START
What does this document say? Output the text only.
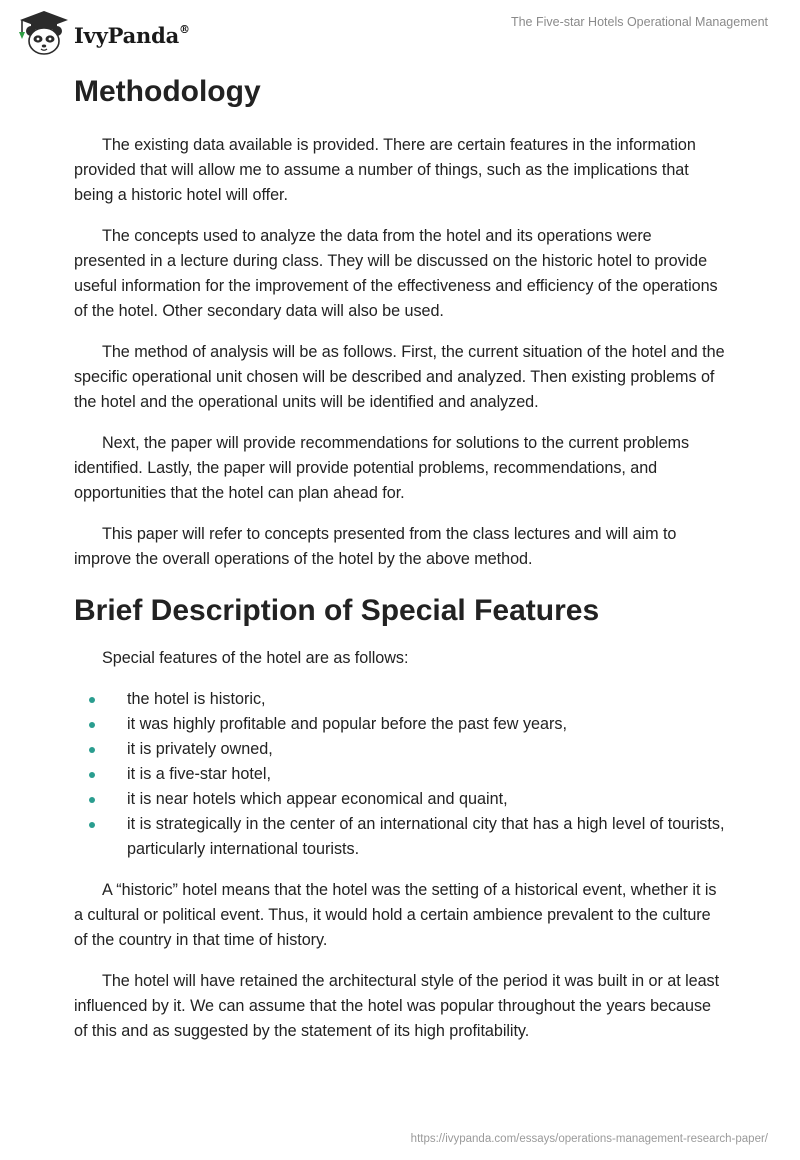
IvyPanda®	The Five-star Hotels Operational Management
Methodology

The existing data available is provided. There are certain features in the information provided that will allow me to assume a number of things, such as the implications that being a historic hotel will offer.

The concepts used to analyze the data from the hotel and its operations were presented in a lecture during class. They will be discussed on the historic hotel to provide useful information for the improvement of the effectiveness and efficiency of the operations of the hotel. Other secondary data will also be used.

The method of analysis will be as follows. First, the current situation of the hotel and the specific operational unit chosen will be described and analyzed. Then existing problems of the hotel and the operational units will be identified and analyzed.

Next, the paper will provide recommendations for solutions to the current problems identified. Lastly, the paper will provide potential problems, recommendations, and opportunities that the hotel can plan ahead for.

This paper will refer to concepts presented from the class lectures and will aim to improve the overall operations of the hotel by the above method.

Brief Description of Special Features

Special features of the hotel are as follows:

the hotel is historic,
it was highly profitable and popular before the past few years,
it is privately owned,
it is a five-star hotel,
it is near hotels which appear economical and quaint,
it is strategically in the center of an international city that has a high level of tourists, particularly international tourists.

A “historic” hotel means that the hotel was the setting of a historical event, whether it is a cultural or political event. Thus, it would hold a certain ambience prevalent to the culture of the country in that time of history.

The hotel will have retained the architectural style of the period it was built in or at least influenced by it. We can assume that the hotel was popular throughout the years because of this and as suggested by the statement of its high profitability.

https://ivypanda.com/essays/operations-management-research-paper/
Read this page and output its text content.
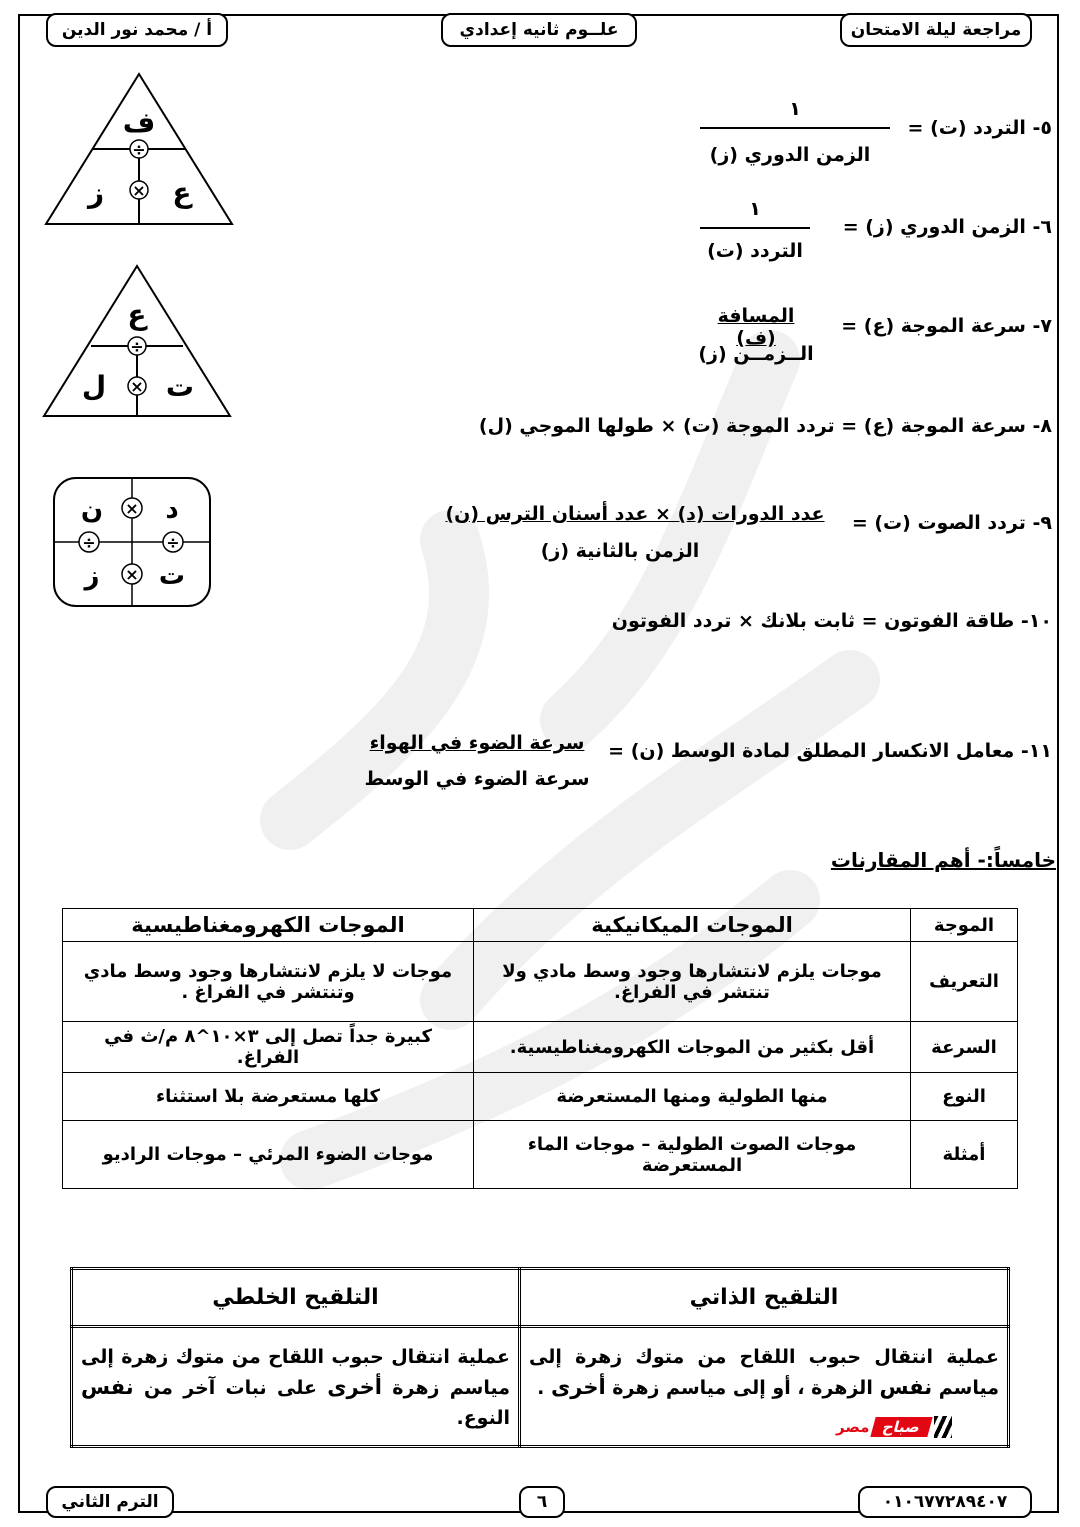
مراجعة ليلة الامتحان
علــوم ثانيه إعدادي
أ / محمد نور الدين
ف
÷
×
ز ع
ع
÷
×
ل ت
×
×
÷	÷
ن د
ز ت
٥- التردد (ت) =
١
الزمن الدوري (ز)
٦- الزمن الدوري (ز) =
١
التردد (ت)
٧- سرعة الموجة (ع) =
المسافة (ف)
الــزمــن (ز)
٨- سرعة الموجة (ع) = تردد الموجة (ت) × طولها الموجي (ل)
٩- تردد الصوت (ت) =
عدد الدورات (د) × عدد أسنان الترس (ن)
الزمن بالثانية (ز)
١٠- طاقة الفوتون = ثابت بلانك × تردد الفوتون
١١- معامل الانكسار المطلق لمادة الوسط (ن) =
سرعة الضوء في الهواء
سرعة الضوء في الوسط
خامساً:- أهم المقارنات
الموجة	الموجات الميكانيكية	الموجات الكهرومغناطيسية
التعريف	موجات يلزم لانتشارها وجود وسط مادي ولا تنتشر في الفراغ.	موجات لا يلزم لانتشارها وجود وسط مادي وتنتشر في الفراغ .
السرعة	أقل بكثير من الموجات الكهرومغناطيسية.	كبيرة جداً تصل إلى ٣×١٠^٨ م/ث في الفراغ.
النوع	منها الطولية ومنها المستعرضة	كلها مستعرضة بلا استثناء
أمثلة	موجات الصوت الطولية – موجات الماء المستعرضة	موجات الضوء المرئي – موجات الراديو
التلقيح الذاتي	التلقيح الخلطي
عملية انتقال حبوب اللقاح من متوك زهرة إلى مياسم نفس الزهرة ، أو إلى مياسم زهرة أخرى .	عملية انتقال حبوب اللقاح من متوك زهرة إلى مياسم زهرة أخرى على نبات آخر من نفس النوع.	مصر صباح
٠١٠٦٧٧٢٨٩٤٠٧
٦
الترم الثاني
END
**What needs to be done:**
Check each line of the entries above, and show every one holding the word "الزمن".

**Correct answer:**
الزمن الدوري (ز)
٦- الزمن الدوري (ز) =
الزمن بالثانية (ز)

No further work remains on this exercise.